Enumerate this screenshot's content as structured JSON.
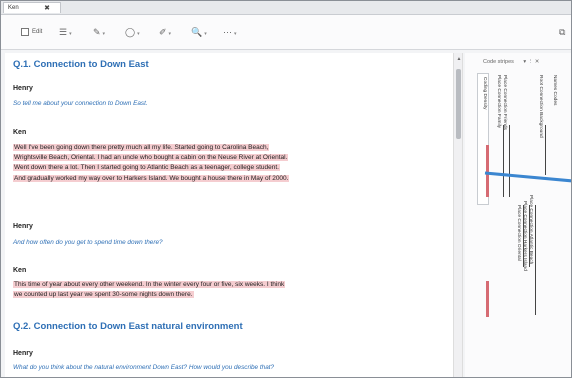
{
  "tab": {
    "title": "Ken",
    "close": "✖"
  },
  "toolbar": {
    "edit_label": "Edit",
    "items": [
      {
        "icon": "☰",
        "name": "list-icon"
      },
      {
        "icon": "✎",
        "name": "highlight-icon"
      },
      {
        "icon": "◯",
        "name": "shape-icon"
      },
      {
        "icon": "✐",
        "name": "pen-icon"
      },
      {
        "icon": "🔍",
        "name": "zoom-icon"
      },
      {
        "icon": "⋯",
        "name": "more-icon"
      }
    ],
    "right_icon": "⧉"
  },
  "document": {
    "q1": "Q.1. Connection to Down East",
    "h1_speaker": "Henry",
    "h1_text": "So tell me about your connection to Down East.",
    "k1_speaker": "Ken",
    "k1_lines": [
      "Well I've been going down there pretty much all my life. Started going to Carolina Beach,",
      "Wrightsville Beach, Oriental. I had an uncle who bought a cabin on the Neuse River at Oriental.",
      "Went down there a lot. Then I started going to Atlantic Beach as a teenager, college student.",
      "And gradually worked my way over to Harkers Island. We bought a house there in May of 2000."
    ],
    "h2_speaker": "Henry",
    "h2_text": "And how often do you get to spend time down there?",
    "k2_speaker": "Ken",
    "k2_lines": [
      "This time of year about every other weekend. In the winter every four or five, six weeks. I think",
      "we counted up last year we spent 30-some nights down there."
    ],
    "q2": "Q.2. Connection to Down East natural environment",
    "h3_speaker": "Henry",
    "h3_text": "What do you think about the natural environment Down East? How would you describe that?"
  },
  "stripes": {
    "header": "Code stripes",
    "header_icons": "▾  ⋮  ✕",
    "density_label": "Coding Density",
    "labels": [
      "Names Codes",
      "Root Connection Background",
      "Place Connection Family",
      "Place Connection Friends",
      "Place Connection Atlantic Beach",
      "Place Connection Harkers Island",
      "Place Connection Oriental"
    ],
    "colors": {
      "red": "#d66b73",
      "blue": "#3b86d0",
      "green": "#5aa36b"
    }
  }
}
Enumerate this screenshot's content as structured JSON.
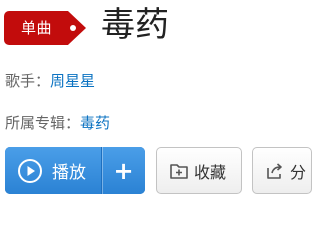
{
  "badge": {
    "label": "单曲"
  },
  "song": {
    "title": "毒药"
  },
  "artist": {
    "label": "歌手：",
    "name": "周星星"
  },
  "album": {
    "label": "所属专辑：",
    "name": "毒药"
  },
  "actions": {
    "play_label": "播放",
    "add_label": "+",
    "collect_label": "收藏",
    "share_label": "分"
  },
  "colors": {
    "badge_red": "#c20c0c",
    "link_blue": "#0c73c2",
    "play_blue": "#2b82d4"
  },
  "icons": {
    "play": "play-circle-icon",
    "collect": "folder-plus-icon",
    "share": "share-icon"
  }
}
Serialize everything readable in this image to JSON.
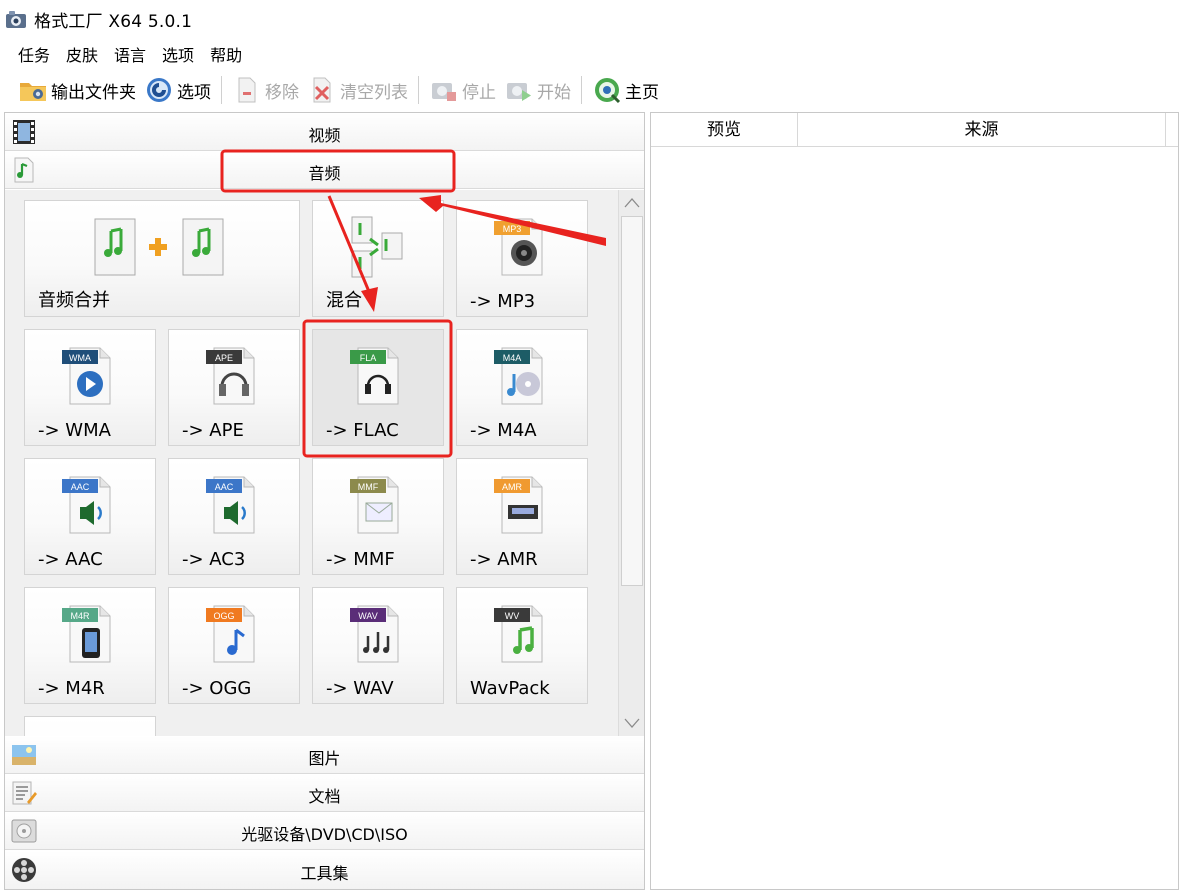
{
  "window": {
    "title": "格式工厂 X64 5.0.1"
  },
  "menu": [
    "任务",
    "皮肤",
    "语言",
    "选项",
    "帮助"
  ],
  "toolbar": {
    "output_folder": "输出文件夹",
    "options": "选项",
    "remove": "移除",
    "clear_list": "清空列表",
    "stop": "停止",
    "start": "开始",
    "home": "主页"
  },
  "categories": {
    "video": "视频",
    "audio": "音频",
    "picture": "图片",
    "document": "文档",
    "disc": "光驱设备\\DVD\\CD\\ISO",
    "tools": "工具集"
  },
  "audio_tiles": [
    {
      "label": "音频合并",
      "badge": "",
      "badge_color": ""
    },
    {
      "label": "混合",
      "badge": "",
      "badge_color": ""
    },
    {
      "label": "-> MP3",
      "badge": "MP3",
      "badge_color": "#f0a030"
    },
    {
      "label": "-> WMA",
      "badge": "WMA",
      "badge_color": "#1f4e79"
    },
    {
      "label": "-> APE",
      "badge": "APE",
      "badge_color": "#3a3a3a"
    },
    {
      "label": "-> FLAC",
      "badge": "FLA",
      "badge_color": "#3a9a48"
    },
    {
      "label": "-> M4A",
      "badge": "M4A",
      "badge_color": "#1d5c66"
    },
    {
      "label": "-> AAC",
      "badge": "AAC",
      "badge_color": "#3c76c8"
    },
    {
      "label": "-> AC3",
      "badge": "AAC",
      "badge_color": "#3c76c8"
    },
    {
      "label": "-> MMF",
      "badge": "MMF",
      "badge_color": "#8c8a4c"
    },
    {
      "label": "-> AMR",
      "badge": "AMR",
      "badge_color": "#f09a30"
    },
    {
      "label": "-> M4R",
      "badge": "M4R",
      "badge_color": "#56a888"
    },
    {
      "label": "-> OGG",
      "badge": "OGG",
      "badge_color": "#f07a20"
    },
    {
      "label": "-> WAV",
      "badge": "WAV",
      "badge_color": "#5a2d78"
    },
    {
      "label": "WavPack",
      "badge": "WV",
      "badge_color": "#3a3a3a"
    }
  ],
  "task_table": {
    "columns": [
      "预览",
      "来源"
    ]
  },
  "annotation_color": "#e8231f"
}
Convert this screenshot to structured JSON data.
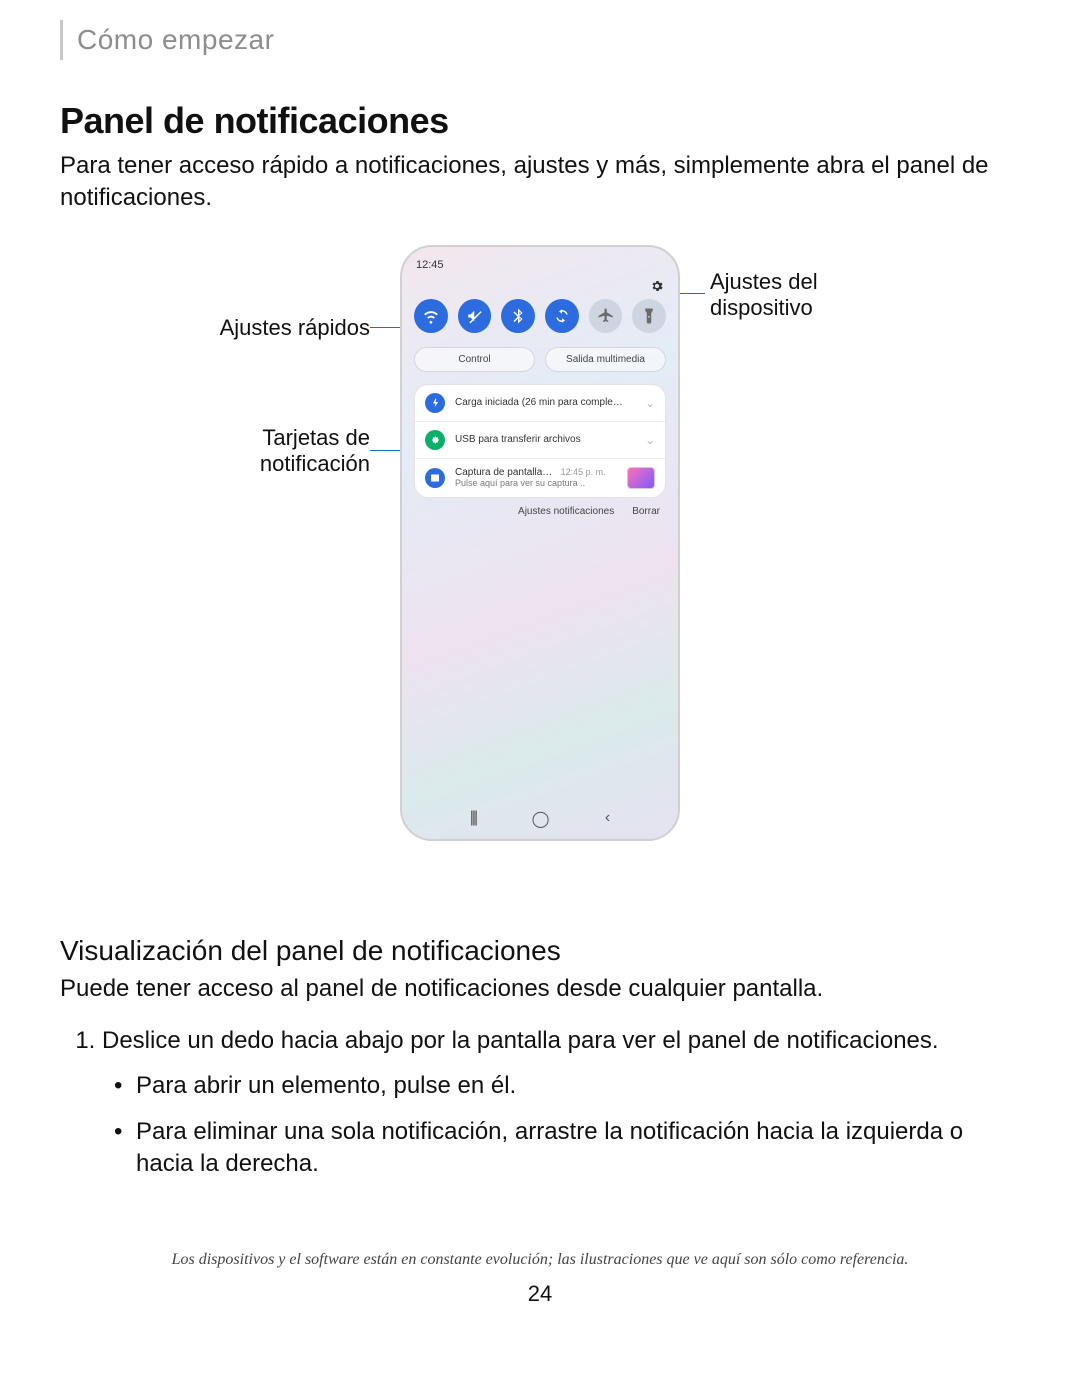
{
  "breadcrumb": "Cómo empezar",
  "title": "Panel de notificaciones",
  "intro": "Para tener acceso rápido a notificaciones, ajustes y más, simplemente abra el panel de notificaciones.",
  "callouts": {
    "quick_settings": "Ajustes rápidos",
    "device_settings_line1": "Ajustes del",
    "device_settings_line2": "dispositivo",
    "notif_cards_line1": "Tarjetas de",
    "notif_cards_line2": "notificación"
  },
  "phone": {
    "time": "12:45",
    "pills": {
      "control": "Control",
      "media": "Salida multimedia"
    },
    "notifications": {
      "charging": "Carga iniciada (26 min para comple…",
      "usb": "USB para transferir archivos",
      "screenshot_title": "Captura de pantalla…",
      "screenshot_time": "12:45 p. m.",
      "screenshot_sub": "Pulse aquí para ver su captura .."
    },
    "actions": {
      "settings": "Ajustes notificaciones",
      "clear": "Borrar"
    },
    "nav": {
      "recent": "|||",
      "home": "◯",
      "back": "‹"
    }
  },
  "subtitle": "Visualización del panel de notificaciones",
  "sub_intro": "Puede tener acceso al panel de notificaciones desde cualquier pantalla.",
  "list": {
    "step1": "Deslice un dedo hacia abajo por la pantalla para ver el panel de notificaciones.",
    "bullet1": "Para abrir un elemento, pulse en él.",
    "bullet2": "Para eliminar una sola notificación, arrastre la notificación hacia la izquierda o hacia la derecha."
  },
  "footnote": "Los dispositivos y el software están en constante evolución; las ilustraciones que ve aquí son sólo como referencia.",
  "page_number": "24"
}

^^^^^^^^

**INSTRUCTIONS FOR THE TASK**
Make a verbatim copy of all the entries and strip out the pictures.

**TASK ANSWER**
Enumerate this screenshot's content as structured JSON.
{
  "tab": {
    "title": "Ken",
    "close": "✖"
  },
  "toolbar": {
    "edit_label": "Edit",
    "items": [
      {
        "icon": "☰",
        "name": "list-icon"
      },
      {
        "icon": "✎",
        "name": "highlight-icon"
      },
      {
        "icon": "◯",
        "name": "shape-icon"
      },
      {
        "icon": "✐",
        "name": "pen-icon"
      },
      {
        "icon": "🔍",
        "name": "zoom-icon"
      },
      {
        "icon": "⋯",
        "name": "more-icon"
      }
    ],
    "right_icon": "⧉"
  },
  "document": {
    "q1": "Q.1. Connection to Down East",
    "h1_speaker": "Henry",
    "h1_text": "So tell me about your connection to Down East.",
    "k1_speaker": "Ken",
    "k1_lines": [
      "Well I've been going down there pretty much all my life. Started going to Carolina Beach,",
      "Wrightsville Beach, Oriental. I had an uncle who bought a cabin on the Neuse River at Oriental.",
      "Went down there a lot. Then I started going to Atlantic Beach as a teenager, college student.",
      "And gradually worked my way over to Harkers Island. We bought a house there in May of 2000."
    ],
    "h2_speaker": "Henry",
    "h2_text": "And how often do you get to spend time down there?",
    "k2_speaker": "Ken",
    "k2_lines": [
      "This time of year about every other weekend. In the winter every four or five, six weeks. I think",
      "we counted up last year we spent 30-some nights down there."
    ],
    "q2": "Q.2. Connection to Down East natural environment",
    "h3_speaker": "Henry",
    "h3_text": "What do you think about the natural environment Down East? How would you describe that?"
  },
  "stripes": {
    "header": "Code stripes",
    "header_icons": "▾  ⋮  ✕",
    "density_label": "Coding Density",
    "labels": [
      "Names Codes",
      "Root Connection Background",
      "Place Connection Family",
      "Place Connection Friends",
      "Place Connection Atlantic Beach",
      "Place Connection Harkers Island",
      "Place Connection Oriental"
    ],
    "colors": {
      "red": "#d66b73",
      "blue": "#3b86d0",
      "green": "#5aa36b"
    }
  }
}
Enumerate this screenshot's content as structured JSON.
{
  "badge": {
    "label": "单曲"
  },
  "song": {
    "title": "毒药"
  },
  "artist": {
    "label": "歌手：",
    "name": "周星星"
  },
  "album": {
    "label": "所属专辑：",
    "name": "毒药"
  },
  "actions": {
    "play_label": "播放",
    "add_label": "+",
    "collect_label": "收藏",
    "share_label": "分"
  },
  "colors": {
    "badge_red": "#c20c0c",
    "link_blue": "#0c73c2",
    "play_blue": "#2b82d4"
  },
  "icons": {
    "play": "play-circle-icon",
    "collect": "folder-plus-icon",
    "share": "share-icon"
  }
}
Serialize everything readable in this image to JSON.
{
  "window": {
    "title": "格式工厂 X64 5.0.1"
  },
  "menu": [
    "任务",
    "皮肤",
    "语言",
    "选项",
    "帮助"
  ],
  "toolbar": {
    "output_folder": "输出文件夹",
    "options": "选项",
    "remove": "移除",
    "clear_list": "清空列表",
    "stop": "停止",
    "start": "开始",
    "home": "主页"
  },
  "categories": {
    "video": "视频",
    "audio": "音频",
    "picture": "图片",
    "document": "文档",
    "disc": "光驱设备\\DVD\\CD\\ISO",
    "tools": "工具集"
  },
  "audio_tiles": [
    {
      "label": "音频合并",
      "badge": "",
      "badge_color": ""
    },
    {
      "label": "混合",
      "badge": "",
      "badge_color": ""
    },
    {
      "label": "-> MP3",
      "badge": "MP3",
      "badge_color": "#f0a030"
    },
    {
      "label": "-> WMA",
      "badge": "WMA",
      "badge_color": "#1f4e79"
    },
    {
      "label": "-> APE",
      "badge": "APE",
      "badge_color": "#3a3a3a"
    },
    {
      "label": "-> FLAC",
      "badge": "FLA",
      "badge_color": "#3a9a48"
    },
    {
      "label": "-> M4A",
      "badge": "M4A",
      "badge_color": "#1d5c66"
    },
    {
      "label": "-> AAC",
      "badge": "AAC",
      "badge_color": "#3c76c8"
    },
    {
      "label": "-> AC3",
      "badge": "AAC",
      "badge_color": "#3c76c8"
    },
    {
      "label": "-> MMF",
      "badge": "MMF",
      "badge_color": "#8c8a4c"
    },
    {
      "label": "-> AMR",
      "badge": "AMR",
      "badge_color": "#f09a30"
    },
    {
      "label": "-> M4R",
      "badge": "M4R",
      "badge_color": "#56a888"
    },
    {
      "label": "-> OGG",
      "badge": "OGG",
      "badge_color": "#f07a20"
    },
    {
      "label": "-> WAV",
      "badge": "WAV",
      "badge_color": "#5a2d78"
    },
    {
      "label": "WavPack",
      "badge": "WV",
      "badge_color": "#3a3a3a"
    }
  ],
  "task_table": {
    "columns": [
      "预览",
      "来源"
    ]
  },
  "annotation_color": "#e8231f"
}
Convert this screenshot to structured JSON data.
{
  "breadcrumb": "Cómo empezar",
  "title": "Panel de notificaciones",
  "intro": "Para tener acceso rápido a notificaciones, ajustes y más, simplemente abra el panel de notificaciones.",
  "callouts": {
    "quick_settings": "Ajustes rápidos",
    "device_settings_line1": "Ajustes del",
    "device_settings_line2": "dispositivo",
    "notif_cards_line1": "Tarjetas de",
    "notif_cards_line2": "notificación"
  },
  "phone": {
    "time": "12:45",
    "pills": {
      "control": "Control",
      "media": "Salida multimedia"
    },
    "notifications": {
      "charging": "Carga iniciada (26 min para comple…",
      "usb": "USB para transferir archivos",
      "screenshot_title": "Captura de pantalla…",
      "screenshot_time": "12:45 p. m.",
      "screenshot_sub": "Pulse aquí para ver su captura .."
    },
    "actions": {
      "settings": "Ajustes notificaciones",
      "clear": "Borrar"
    },
    "nav": {
      "recent": "|||",
      "home": "◯",
      "back": "‹"
    }
  },
  "subtitle": "Visualización del panel de notificaciones",
  "sub_intro": "Puede tener acceso al panel de notificaciones desde cualquier pantalla.",
  "list": {
    "step1": "Deslice un dedo hacia abajo por la pantalla para ver el panel de notificaciones.",
    "bullet1": "Para abrir un elemento, pulse en él.",
    "bullet2": "Para eliminar una sola notificación, arrastre la notificación hacia la izquierda o hacia la derecha."
  },
  "footnote": "Los dispositivos y el software están en constante evolución; las ilustraciones que ve aquí son sólo como referencia.",
  "page_number": "24"
}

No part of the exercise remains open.